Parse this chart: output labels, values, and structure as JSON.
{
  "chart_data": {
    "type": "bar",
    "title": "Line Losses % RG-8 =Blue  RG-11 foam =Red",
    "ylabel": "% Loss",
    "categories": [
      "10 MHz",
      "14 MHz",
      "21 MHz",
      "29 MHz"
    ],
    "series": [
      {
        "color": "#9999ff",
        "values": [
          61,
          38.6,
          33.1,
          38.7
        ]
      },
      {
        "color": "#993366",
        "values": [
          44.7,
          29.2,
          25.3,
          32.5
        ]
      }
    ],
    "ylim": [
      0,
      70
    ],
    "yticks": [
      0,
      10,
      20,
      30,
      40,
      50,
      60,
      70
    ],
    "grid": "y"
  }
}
# # #
■ TO BE DONE
From the records above, please extract every line and repeat it exactly.

■ EXPECTED ANSWER
Parse this chart: output labels, values, and structure as JSON.
{
  "chart_data": {
    "type": "bar",
    "title": "Line Losses % RG-8 =Blue  RG-11 foam =Red",
    "ylabel": "% Loss",
    "categories": [
      "10 MHz",
      "14 MHz",
      "21 MHz",
      "29 MHz"
    ],
    "series": [
      {
        "color": "#9999ff",
        "values": [
          61,
          38.6,
          33.1,
          38.7
        ]
      },
      {
        "color": "#993366",
        "values": [
          44.7,
          29.2,
          25.3,
          32.5
        ]
      }
    ],
    "ylim": [
      0,
      70
    ],
    "yticks": [
      0,
      10,
      20,
      30,
      40,
      50,
      60,
      70
    ],
    "grid": "y"
  }
}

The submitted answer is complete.